§ WORK INSTRUCTIONS: What lines of the data hold the string "icon"? Pull each one out.

§ MATERIALS PROVIDED:
────────────────

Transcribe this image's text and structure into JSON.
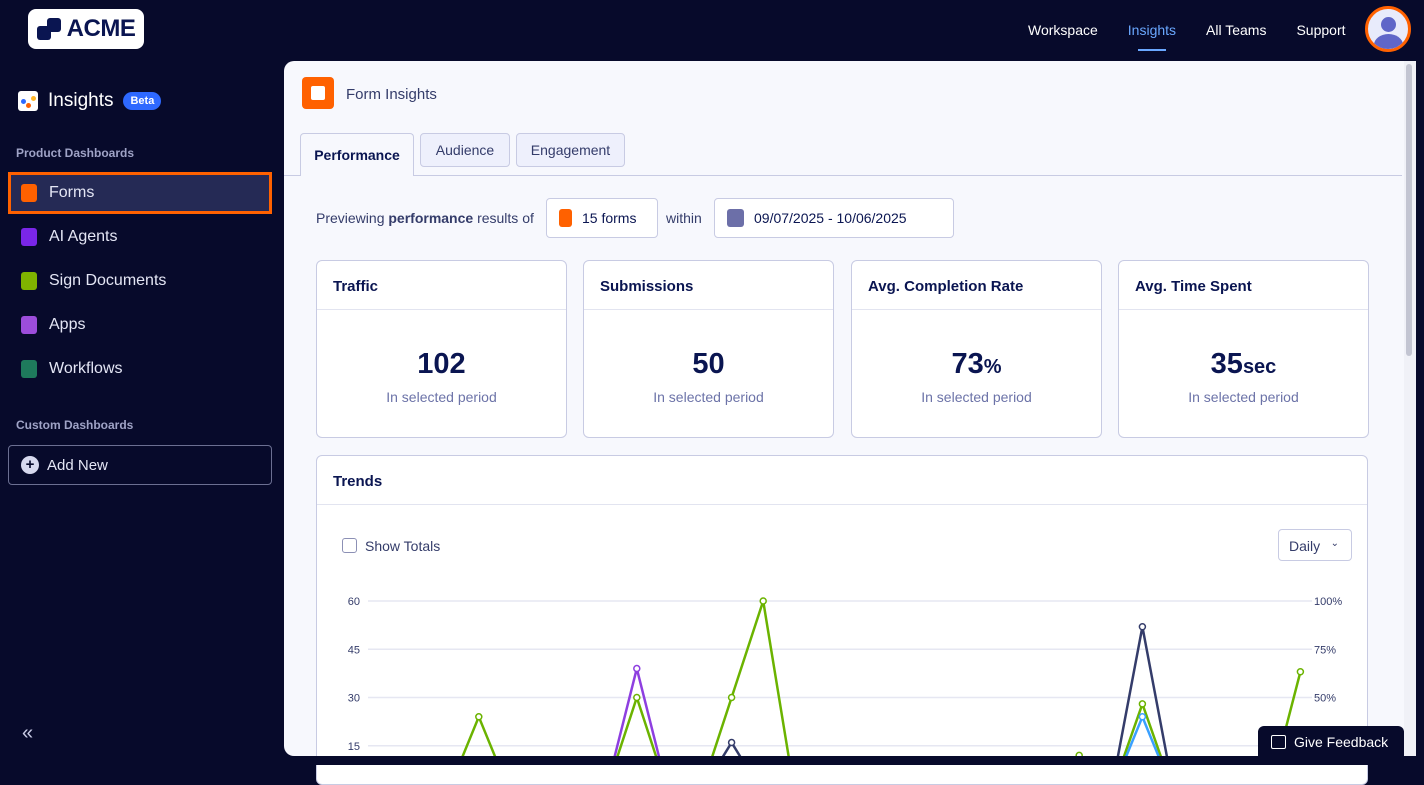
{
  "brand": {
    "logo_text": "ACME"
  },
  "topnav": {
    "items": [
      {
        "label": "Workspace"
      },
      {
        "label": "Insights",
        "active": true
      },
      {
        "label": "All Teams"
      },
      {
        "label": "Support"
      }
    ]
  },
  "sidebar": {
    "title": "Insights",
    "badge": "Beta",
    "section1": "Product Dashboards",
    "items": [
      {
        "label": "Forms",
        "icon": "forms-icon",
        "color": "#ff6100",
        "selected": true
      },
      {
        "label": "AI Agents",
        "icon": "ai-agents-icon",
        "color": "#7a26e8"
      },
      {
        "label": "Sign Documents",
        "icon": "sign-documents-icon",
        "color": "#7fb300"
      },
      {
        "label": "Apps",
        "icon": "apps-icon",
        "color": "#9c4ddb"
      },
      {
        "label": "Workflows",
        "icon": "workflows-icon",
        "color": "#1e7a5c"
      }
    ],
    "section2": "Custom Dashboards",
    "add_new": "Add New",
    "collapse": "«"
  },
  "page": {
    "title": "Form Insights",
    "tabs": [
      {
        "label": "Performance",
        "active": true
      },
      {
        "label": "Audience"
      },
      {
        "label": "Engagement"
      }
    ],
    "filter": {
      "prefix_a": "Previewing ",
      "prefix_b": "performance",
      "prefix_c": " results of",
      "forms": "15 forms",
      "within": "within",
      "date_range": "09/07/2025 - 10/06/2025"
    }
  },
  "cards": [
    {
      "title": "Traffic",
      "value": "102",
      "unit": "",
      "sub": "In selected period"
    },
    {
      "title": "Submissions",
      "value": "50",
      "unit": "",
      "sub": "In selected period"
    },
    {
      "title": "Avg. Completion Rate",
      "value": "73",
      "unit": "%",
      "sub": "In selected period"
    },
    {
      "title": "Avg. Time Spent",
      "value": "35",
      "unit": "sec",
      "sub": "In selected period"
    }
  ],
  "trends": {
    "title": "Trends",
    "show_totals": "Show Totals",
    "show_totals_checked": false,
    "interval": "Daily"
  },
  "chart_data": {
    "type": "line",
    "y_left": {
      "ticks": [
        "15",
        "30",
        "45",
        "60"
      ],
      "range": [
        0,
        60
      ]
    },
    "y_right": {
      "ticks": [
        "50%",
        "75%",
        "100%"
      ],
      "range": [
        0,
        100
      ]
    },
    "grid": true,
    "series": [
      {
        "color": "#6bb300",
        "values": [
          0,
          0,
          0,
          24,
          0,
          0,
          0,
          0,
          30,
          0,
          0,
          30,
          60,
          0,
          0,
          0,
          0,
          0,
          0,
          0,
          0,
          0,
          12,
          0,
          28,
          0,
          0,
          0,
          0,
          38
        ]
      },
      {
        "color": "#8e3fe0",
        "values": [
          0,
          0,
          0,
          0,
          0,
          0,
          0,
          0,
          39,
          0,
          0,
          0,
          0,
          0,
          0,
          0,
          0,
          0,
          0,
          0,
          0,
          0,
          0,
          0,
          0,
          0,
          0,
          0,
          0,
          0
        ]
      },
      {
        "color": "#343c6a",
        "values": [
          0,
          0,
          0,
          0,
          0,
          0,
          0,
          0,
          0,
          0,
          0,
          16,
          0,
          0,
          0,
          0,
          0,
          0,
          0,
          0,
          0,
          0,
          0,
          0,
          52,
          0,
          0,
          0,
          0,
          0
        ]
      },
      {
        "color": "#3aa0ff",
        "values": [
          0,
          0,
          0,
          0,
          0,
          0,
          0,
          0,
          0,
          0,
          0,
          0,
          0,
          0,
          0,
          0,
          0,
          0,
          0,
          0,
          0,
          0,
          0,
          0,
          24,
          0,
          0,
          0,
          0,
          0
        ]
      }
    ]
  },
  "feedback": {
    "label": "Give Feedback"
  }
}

────────────────

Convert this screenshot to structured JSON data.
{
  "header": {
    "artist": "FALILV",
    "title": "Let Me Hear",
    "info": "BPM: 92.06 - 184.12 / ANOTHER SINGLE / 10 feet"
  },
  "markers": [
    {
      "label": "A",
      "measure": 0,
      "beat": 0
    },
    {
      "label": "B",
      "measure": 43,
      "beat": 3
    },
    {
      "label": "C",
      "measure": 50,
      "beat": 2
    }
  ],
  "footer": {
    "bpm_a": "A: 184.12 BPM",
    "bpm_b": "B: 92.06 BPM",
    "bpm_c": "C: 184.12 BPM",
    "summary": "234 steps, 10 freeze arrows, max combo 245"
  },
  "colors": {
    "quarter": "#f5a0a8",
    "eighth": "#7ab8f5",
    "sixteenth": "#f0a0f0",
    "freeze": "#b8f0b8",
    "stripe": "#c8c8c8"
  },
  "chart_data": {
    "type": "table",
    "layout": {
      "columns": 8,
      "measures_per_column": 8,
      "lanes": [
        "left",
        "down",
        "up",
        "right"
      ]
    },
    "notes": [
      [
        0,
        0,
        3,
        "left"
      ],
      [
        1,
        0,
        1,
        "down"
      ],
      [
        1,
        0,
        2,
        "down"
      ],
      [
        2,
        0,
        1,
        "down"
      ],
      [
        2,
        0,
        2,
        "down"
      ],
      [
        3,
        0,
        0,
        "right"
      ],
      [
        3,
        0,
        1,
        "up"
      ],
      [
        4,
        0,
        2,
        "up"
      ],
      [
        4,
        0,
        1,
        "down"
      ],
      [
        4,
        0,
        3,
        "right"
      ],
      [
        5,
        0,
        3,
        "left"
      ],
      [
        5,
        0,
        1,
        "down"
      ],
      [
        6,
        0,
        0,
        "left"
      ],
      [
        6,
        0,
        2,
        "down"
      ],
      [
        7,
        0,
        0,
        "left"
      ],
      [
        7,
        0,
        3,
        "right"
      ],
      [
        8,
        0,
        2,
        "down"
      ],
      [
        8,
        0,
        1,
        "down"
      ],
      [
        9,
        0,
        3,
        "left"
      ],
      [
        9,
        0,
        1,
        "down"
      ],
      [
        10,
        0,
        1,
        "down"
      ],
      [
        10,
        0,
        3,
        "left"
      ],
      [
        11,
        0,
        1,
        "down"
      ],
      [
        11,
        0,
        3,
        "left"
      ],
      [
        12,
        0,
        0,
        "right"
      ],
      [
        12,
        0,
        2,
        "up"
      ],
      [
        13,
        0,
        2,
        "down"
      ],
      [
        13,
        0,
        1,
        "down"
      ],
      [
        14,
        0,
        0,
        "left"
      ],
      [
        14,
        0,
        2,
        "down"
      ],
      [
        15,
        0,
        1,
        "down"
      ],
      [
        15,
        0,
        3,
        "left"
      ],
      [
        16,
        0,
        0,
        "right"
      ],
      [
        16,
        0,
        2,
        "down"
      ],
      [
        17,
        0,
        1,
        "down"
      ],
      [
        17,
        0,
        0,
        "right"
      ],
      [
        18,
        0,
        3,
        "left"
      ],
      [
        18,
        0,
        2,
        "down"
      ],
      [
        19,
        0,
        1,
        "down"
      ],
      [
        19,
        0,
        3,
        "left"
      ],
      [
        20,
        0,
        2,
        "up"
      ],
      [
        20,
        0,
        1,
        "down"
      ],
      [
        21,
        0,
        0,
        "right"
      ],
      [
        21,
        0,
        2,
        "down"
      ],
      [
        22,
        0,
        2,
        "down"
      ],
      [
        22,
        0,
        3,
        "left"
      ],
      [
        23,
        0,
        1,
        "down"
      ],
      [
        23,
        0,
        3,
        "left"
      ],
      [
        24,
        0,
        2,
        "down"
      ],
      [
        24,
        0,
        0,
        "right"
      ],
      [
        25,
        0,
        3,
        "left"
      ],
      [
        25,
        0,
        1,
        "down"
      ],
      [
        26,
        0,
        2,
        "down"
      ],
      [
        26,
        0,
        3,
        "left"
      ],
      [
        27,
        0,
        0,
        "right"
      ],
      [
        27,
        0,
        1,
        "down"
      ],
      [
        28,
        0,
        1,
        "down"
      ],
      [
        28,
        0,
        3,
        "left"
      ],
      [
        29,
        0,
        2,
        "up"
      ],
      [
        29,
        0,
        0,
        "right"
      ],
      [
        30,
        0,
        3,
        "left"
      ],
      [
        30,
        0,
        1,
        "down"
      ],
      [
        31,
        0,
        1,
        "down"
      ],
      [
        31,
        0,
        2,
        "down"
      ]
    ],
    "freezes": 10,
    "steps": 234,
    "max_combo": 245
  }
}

────────────────

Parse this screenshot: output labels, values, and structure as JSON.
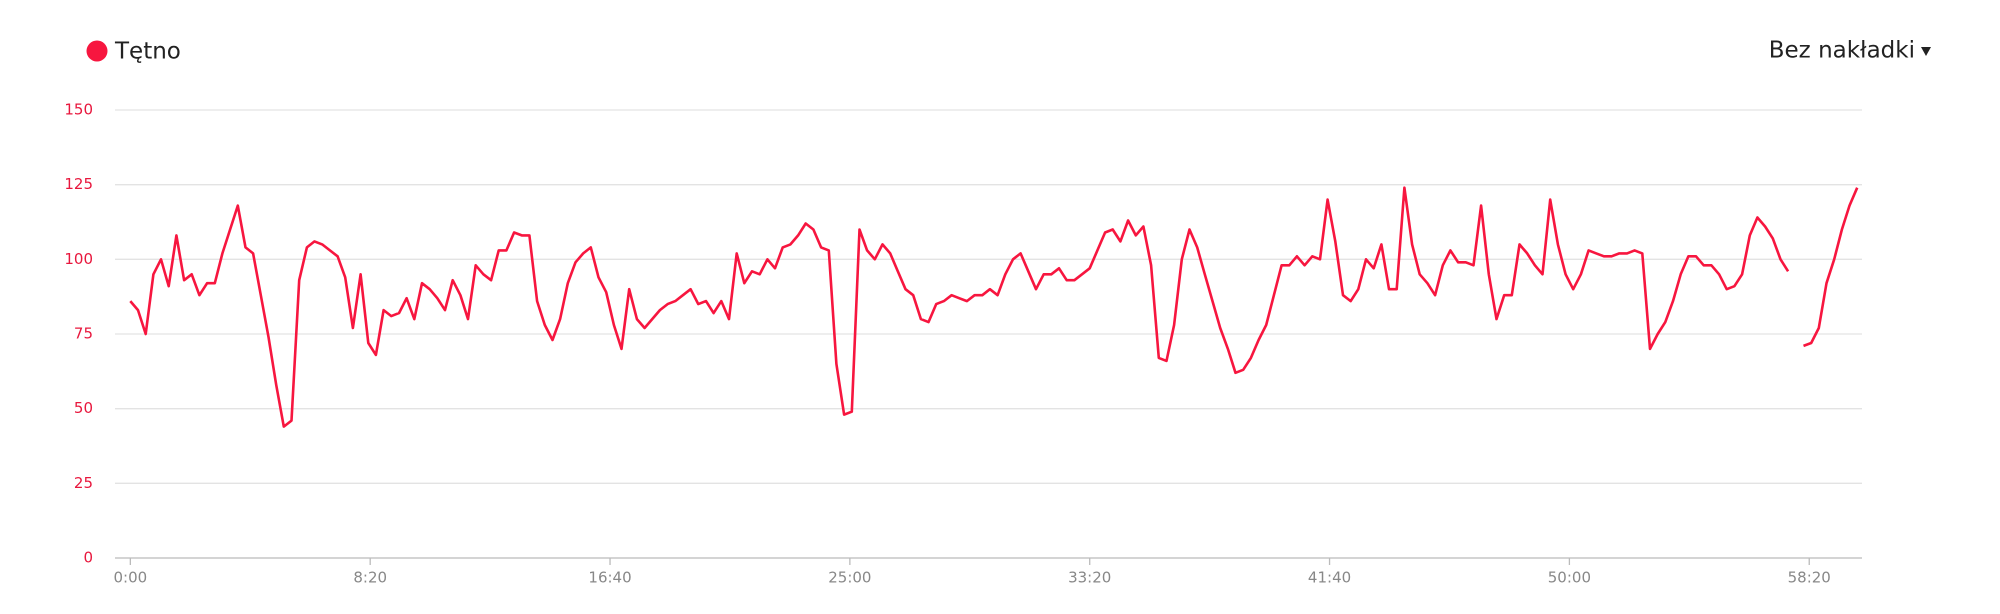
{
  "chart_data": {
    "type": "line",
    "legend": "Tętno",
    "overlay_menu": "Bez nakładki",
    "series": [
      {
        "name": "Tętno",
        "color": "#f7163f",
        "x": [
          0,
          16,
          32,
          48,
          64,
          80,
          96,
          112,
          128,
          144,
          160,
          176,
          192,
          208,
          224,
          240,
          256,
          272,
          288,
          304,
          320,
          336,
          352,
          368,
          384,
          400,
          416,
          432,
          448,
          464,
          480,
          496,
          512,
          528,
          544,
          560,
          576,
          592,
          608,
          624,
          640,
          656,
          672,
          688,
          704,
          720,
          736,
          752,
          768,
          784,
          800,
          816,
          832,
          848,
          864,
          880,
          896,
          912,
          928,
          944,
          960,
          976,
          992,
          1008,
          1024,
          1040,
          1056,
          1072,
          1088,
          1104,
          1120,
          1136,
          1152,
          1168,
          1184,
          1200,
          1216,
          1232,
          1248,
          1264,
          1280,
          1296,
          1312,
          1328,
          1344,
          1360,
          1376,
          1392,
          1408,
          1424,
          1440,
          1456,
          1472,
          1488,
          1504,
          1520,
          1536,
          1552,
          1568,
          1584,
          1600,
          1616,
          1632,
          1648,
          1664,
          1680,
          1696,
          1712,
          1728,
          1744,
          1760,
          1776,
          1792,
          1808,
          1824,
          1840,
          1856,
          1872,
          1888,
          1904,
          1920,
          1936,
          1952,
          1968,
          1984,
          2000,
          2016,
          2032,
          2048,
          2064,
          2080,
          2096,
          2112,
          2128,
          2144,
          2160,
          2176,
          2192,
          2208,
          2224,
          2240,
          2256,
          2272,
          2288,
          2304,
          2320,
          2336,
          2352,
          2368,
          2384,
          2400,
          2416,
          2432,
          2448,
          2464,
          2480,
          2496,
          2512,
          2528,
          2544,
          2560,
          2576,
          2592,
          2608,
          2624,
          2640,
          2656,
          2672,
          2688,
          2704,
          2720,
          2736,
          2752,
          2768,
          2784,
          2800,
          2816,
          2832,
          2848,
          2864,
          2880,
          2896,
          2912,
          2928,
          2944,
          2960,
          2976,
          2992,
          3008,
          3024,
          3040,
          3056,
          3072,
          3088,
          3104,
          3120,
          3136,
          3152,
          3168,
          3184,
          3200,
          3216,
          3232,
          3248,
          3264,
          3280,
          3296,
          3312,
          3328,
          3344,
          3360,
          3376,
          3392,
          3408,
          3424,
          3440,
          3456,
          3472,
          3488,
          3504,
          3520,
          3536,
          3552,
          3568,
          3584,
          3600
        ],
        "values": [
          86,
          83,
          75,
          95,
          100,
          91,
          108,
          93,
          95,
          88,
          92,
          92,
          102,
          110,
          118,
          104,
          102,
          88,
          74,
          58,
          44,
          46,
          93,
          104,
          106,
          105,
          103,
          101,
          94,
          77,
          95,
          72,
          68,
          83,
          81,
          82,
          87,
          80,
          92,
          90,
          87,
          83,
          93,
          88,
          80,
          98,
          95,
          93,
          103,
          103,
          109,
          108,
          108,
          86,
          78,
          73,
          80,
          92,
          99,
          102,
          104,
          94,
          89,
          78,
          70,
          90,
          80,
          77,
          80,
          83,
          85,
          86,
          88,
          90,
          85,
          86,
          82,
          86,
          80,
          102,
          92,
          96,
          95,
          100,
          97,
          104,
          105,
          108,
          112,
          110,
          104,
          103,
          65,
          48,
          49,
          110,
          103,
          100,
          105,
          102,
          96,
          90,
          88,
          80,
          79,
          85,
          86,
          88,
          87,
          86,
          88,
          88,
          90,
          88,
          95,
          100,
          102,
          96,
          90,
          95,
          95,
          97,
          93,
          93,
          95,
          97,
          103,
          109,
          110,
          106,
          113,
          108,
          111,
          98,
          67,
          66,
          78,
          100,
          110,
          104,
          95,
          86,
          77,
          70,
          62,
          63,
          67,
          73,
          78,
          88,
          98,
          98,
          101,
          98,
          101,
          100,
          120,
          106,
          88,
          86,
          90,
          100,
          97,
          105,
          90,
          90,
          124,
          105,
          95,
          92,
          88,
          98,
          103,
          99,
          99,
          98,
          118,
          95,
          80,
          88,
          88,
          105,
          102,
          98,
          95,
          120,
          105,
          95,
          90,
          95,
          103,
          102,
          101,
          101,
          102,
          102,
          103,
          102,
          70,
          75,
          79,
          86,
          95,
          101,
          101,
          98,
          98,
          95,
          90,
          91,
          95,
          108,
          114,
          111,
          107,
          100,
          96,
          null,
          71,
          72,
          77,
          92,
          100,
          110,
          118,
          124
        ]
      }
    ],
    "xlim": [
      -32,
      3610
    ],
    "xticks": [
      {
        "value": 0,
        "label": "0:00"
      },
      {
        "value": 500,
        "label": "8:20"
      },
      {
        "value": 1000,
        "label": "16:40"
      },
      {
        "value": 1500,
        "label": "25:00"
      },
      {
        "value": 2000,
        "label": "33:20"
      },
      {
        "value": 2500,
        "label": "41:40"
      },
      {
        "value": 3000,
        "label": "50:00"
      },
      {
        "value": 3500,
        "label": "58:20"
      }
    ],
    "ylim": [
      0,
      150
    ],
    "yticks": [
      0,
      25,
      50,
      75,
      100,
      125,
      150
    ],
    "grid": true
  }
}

────────────────

§ RESPONSE TO THE TASK:
        "icon": "forms-icon",
        "icon": "ai-agents-icon",
        "icon": "sign-documents-icon",
        "icon": "apps-icon",
        "icon": "workflows-icon",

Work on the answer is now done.